» WHAT IS EXPECTED: Go through the listing beneath this task and return every line that carries the string "Tanka".

» DATASET:
────
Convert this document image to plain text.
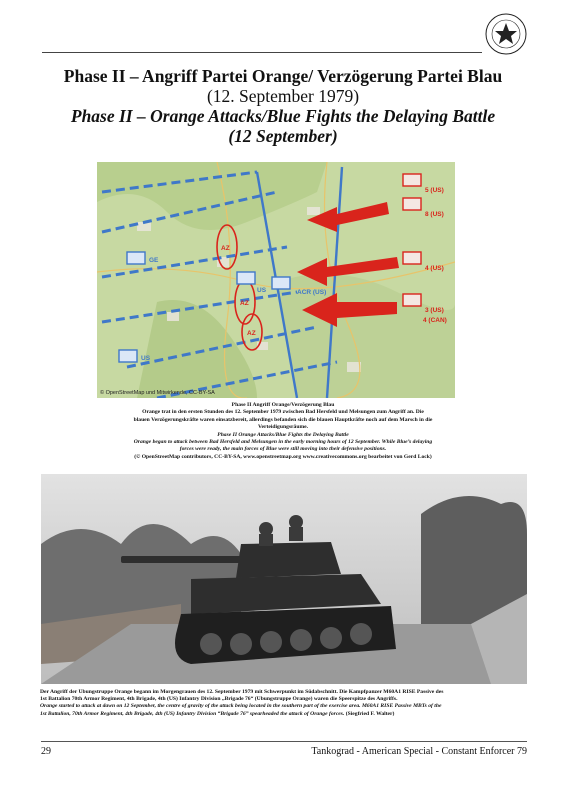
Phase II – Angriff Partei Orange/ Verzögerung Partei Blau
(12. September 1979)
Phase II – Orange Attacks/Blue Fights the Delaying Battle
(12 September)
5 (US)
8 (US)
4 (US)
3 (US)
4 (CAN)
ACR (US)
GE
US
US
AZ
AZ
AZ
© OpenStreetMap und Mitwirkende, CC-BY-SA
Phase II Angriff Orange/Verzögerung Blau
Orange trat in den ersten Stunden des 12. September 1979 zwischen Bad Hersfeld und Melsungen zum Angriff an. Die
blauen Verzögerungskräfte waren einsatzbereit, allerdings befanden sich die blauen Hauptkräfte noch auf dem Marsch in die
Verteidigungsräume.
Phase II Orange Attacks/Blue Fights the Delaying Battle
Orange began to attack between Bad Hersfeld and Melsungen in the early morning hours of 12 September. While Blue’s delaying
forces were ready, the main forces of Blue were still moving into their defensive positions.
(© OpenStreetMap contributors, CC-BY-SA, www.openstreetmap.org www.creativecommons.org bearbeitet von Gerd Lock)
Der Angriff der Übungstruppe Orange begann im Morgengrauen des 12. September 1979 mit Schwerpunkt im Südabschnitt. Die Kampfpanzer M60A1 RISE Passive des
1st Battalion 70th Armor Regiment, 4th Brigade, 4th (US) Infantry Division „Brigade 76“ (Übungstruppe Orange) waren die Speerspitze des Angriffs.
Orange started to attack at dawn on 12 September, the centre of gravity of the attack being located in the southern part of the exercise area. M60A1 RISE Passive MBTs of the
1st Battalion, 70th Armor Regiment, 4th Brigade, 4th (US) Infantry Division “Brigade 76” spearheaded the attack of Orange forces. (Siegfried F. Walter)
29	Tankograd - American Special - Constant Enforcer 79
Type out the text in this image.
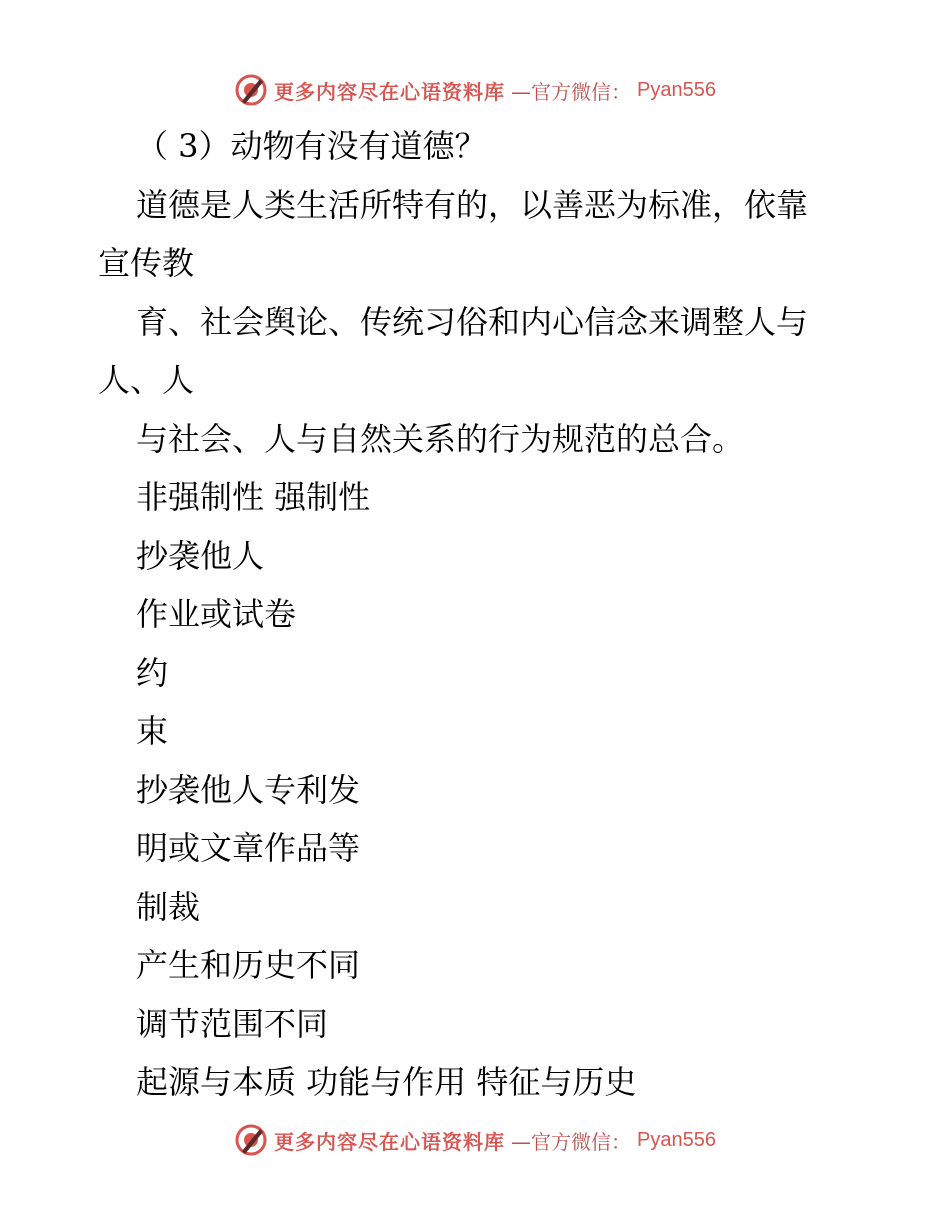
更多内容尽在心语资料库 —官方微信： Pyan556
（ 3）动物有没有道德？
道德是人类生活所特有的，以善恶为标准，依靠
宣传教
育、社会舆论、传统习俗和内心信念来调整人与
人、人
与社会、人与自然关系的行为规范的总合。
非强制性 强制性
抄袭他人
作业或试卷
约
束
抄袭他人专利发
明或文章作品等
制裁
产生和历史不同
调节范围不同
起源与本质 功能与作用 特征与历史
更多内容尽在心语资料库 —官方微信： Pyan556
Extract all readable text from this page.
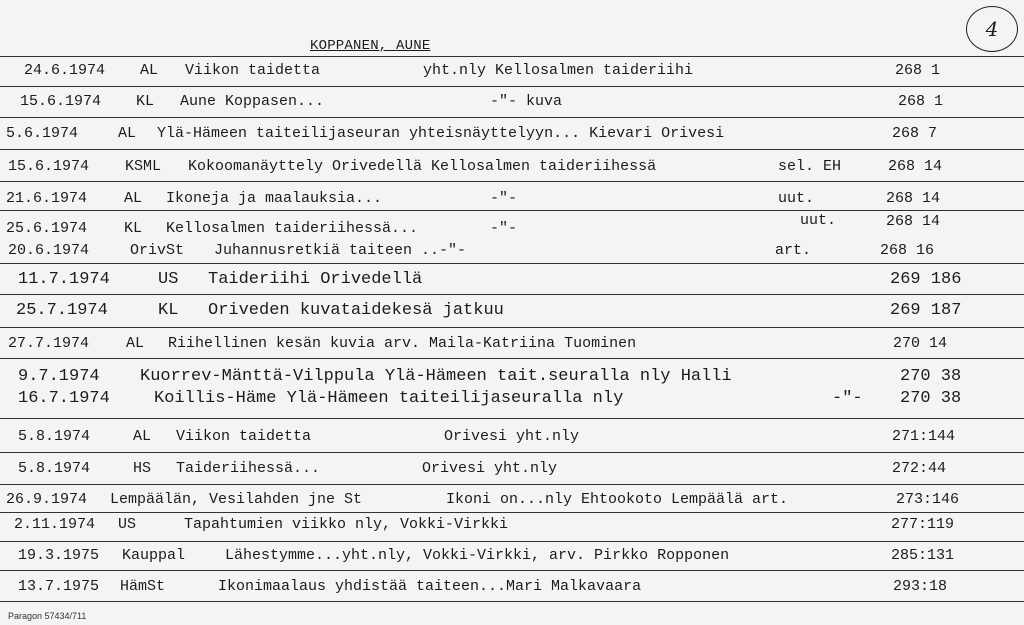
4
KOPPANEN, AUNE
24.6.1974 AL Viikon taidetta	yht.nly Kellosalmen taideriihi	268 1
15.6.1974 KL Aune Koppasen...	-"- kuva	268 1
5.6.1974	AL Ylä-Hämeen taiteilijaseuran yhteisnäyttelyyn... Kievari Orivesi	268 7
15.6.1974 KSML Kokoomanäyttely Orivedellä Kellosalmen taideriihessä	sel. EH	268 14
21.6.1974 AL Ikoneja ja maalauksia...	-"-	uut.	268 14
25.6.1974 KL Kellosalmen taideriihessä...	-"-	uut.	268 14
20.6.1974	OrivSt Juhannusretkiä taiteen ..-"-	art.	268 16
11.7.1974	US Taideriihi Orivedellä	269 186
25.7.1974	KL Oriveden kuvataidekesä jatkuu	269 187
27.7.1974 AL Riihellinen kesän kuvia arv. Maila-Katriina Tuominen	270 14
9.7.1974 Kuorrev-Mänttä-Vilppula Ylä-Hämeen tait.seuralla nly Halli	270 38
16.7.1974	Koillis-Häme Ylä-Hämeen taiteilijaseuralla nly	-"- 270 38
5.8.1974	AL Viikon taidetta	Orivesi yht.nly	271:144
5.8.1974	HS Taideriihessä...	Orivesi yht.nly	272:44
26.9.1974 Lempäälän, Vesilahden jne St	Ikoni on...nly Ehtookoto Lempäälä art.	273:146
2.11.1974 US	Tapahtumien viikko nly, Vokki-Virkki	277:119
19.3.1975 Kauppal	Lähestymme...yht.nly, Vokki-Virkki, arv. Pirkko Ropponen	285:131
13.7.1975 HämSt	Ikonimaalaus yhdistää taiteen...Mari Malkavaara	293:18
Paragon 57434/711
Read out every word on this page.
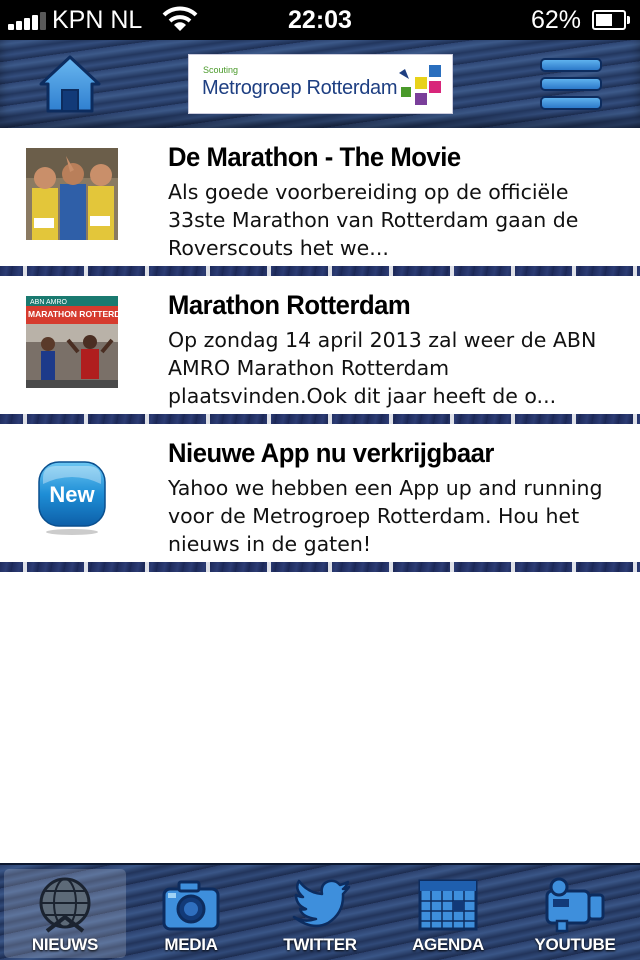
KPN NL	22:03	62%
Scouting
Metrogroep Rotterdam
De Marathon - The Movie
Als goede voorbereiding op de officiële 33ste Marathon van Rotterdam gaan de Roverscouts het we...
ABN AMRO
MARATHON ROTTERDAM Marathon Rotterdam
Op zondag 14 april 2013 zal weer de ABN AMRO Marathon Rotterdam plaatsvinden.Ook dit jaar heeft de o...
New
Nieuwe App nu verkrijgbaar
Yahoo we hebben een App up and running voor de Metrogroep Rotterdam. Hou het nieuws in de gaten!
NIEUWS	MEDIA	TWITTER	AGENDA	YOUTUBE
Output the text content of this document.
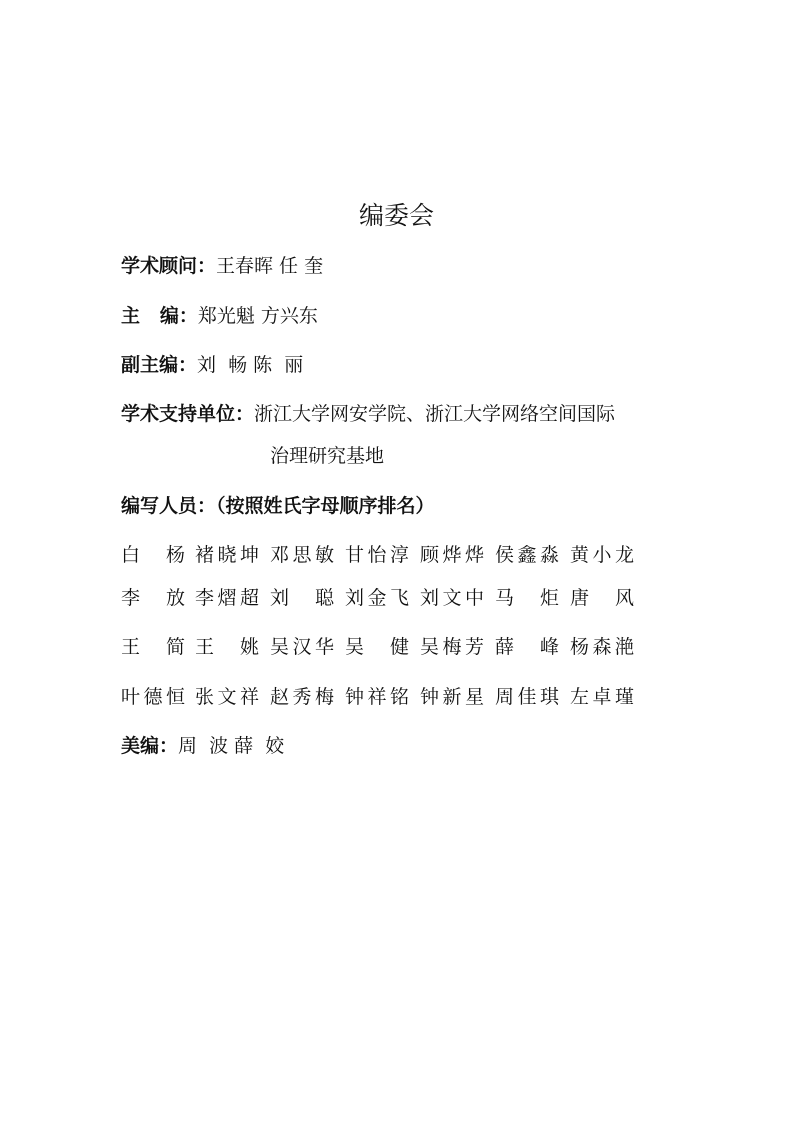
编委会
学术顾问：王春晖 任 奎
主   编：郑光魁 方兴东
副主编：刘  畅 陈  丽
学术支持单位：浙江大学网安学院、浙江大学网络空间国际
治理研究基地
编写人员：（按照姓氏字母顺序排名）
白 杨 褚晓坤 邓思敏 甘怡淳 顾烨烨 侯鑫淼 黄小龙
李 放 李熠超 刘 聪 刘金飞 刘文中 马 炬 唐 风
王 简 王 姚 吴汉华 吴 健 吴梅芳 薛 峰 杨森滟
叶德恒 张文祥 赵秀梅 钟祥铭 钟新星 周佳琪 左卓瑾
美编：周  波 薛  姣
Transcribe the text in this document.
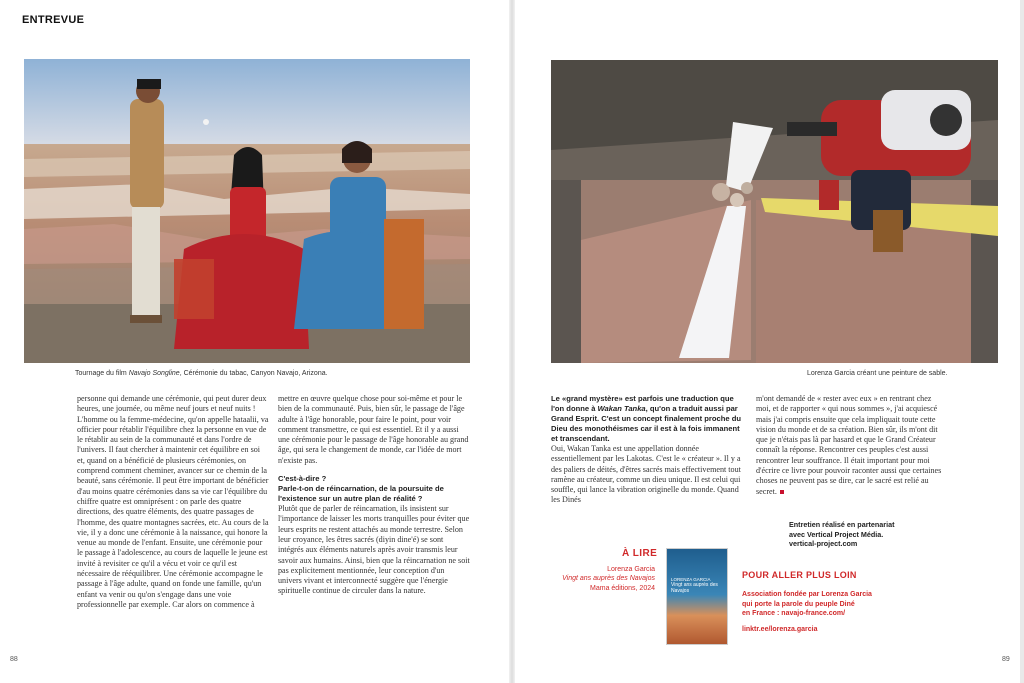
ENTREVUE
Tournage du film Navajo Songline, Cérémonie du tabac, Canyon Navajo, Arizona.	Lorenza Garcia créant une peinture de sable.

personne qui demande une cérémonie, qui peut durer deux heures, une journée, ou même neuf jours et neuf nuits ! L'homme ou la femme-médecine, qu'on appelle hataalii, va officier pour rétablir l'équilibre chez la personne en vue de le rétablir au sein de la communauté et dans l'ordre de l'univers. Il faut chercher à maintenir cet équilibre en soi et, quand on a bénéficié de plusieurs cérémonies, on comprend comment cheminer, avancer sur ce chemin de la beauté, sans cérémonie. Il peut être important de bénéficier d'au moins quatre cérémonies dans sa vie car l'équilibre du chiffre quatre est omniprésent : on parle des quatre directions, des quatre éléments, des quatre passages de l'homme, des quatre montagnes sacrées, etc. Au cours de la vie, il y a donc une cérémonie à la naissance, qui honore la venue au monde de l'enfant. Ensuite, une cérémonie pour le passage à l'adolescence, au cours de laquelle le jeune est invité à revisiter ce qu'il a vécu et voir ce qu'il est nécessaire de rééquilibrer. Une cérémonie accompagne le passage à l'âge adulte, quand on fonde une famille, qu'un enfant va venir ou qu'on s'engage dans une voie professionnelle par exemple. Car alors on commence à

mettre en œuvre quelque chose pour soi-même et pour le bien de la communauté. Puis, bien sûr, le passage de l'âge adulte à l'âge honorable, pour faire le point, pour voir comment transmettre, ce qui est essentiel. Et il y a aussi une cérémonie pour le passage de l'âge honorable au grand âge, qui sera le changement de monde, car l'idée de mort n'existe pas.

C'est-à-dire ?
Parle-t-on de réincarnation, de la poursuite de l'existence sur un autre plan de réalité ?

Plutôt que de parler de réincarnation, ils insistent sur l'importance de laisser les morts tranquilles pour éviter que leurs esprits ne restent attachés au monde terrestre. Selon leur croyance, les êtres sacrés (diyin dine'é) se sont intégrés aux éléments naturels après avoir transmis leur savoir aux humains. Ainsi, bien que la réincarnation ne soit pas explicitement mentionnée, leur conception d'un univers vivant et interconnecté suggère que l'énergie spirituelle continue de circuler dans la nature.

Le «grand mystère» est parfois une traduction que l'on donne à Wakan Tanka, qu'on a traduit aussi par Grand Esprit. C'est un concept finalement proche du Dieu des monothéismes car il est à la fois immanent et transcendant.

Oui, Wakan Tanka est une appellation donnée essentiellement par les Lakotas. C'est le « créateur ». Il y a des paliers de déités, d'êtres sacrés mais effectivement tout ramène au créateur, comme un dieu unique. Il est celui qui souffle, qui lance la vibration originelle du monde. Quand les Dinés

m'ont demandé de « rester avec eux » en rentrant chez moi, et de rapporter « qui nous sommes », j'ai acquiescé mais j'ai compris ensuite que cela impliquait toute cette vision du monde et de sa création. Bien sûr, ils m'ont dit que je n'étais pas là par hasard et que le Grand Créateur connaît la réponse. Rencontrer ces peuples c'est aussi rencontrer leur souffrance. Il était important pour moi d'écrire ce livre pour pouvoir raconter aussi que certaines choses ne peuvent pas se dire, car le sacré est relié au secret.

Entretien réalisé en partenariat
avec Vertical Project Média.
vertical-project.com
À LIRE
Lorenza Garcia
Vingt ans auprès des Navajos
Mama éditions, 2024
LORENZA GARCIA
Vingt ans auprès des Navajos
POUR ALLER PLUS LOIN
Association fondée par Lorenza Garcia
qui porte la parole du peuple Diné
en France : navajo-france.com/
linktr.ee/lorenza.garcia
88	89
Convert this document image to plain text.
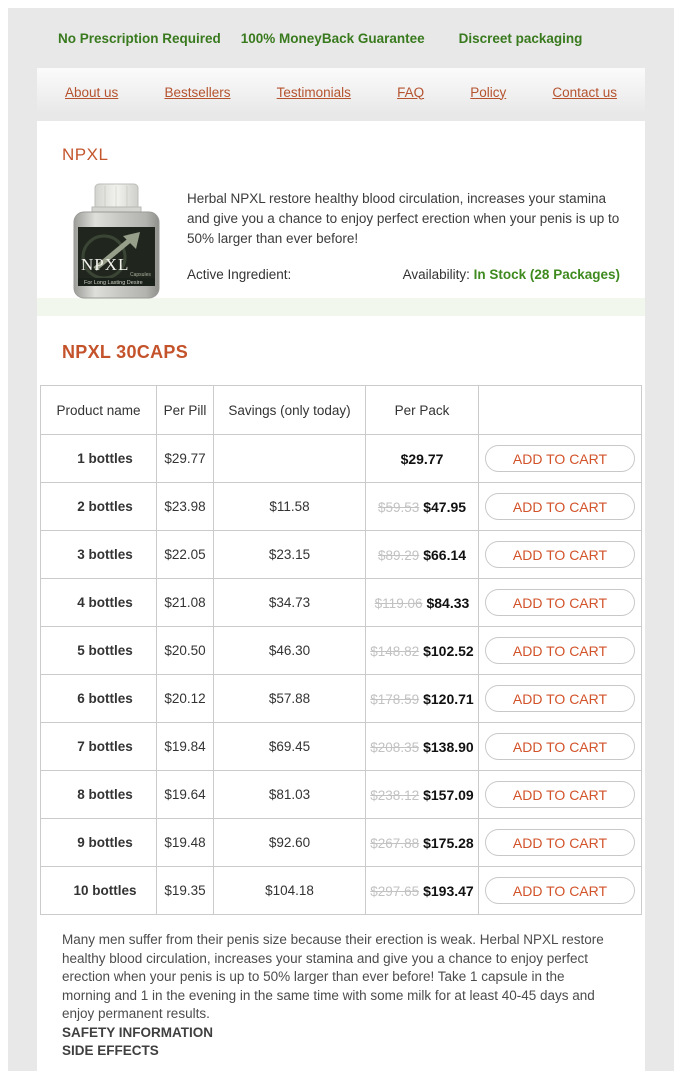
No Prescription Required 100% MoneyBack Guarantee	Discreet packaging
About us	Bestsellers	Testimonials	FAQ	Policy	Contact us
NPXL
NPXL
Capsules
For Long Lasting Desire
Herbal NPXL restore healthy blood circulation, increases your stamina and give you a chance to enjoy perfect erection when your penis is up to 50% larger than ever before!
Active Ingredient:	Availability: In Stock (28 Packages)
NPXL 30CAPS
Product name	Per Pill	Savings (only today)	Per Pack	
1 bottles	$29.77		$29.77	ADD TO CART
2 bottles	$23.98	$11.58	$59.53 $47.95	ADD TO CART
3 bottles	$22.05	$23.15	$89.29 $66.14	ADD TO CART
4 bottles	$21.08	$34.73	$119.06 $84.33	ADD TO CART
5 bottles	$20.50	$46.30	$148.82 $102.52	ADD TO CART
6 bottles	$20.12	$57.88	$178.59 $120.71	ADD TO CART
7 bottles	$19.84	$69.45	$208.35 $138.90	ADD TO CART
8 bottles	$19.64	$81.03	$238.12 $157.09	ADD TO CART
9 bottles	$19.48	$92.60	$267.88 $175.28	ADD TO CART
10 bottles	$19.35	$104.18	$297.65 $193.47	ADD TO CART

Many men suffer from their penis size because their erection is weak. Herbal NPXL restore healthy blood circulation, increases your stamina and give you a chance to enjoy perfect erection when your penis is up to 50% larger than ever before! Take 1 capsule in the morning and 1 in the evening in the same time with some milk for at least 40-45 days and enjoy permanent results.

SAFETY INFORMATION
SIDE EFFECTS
────
» SOLUTION TO THIS EXERCISE:
Le «grand mystère» est parfois une traduction que l'on donne à Wakan Tanka, qu'on a traduit aussi par Grand Esprit. C'est un concept finalement proche du Dieu des monothéismes car il est à la fois immanent et transcendant.
Oui, Wakan Tanka est une appellation donnée essentiellement par les Lakotas. C'est le « créateur ». Il y a des paliers de déités, d'êtres sacrés mais effectivement tout ramène au créateur, comme un dieu unique. Il est celui qui souffle, qui lance la vibration originelle du monde. Quand les Dinés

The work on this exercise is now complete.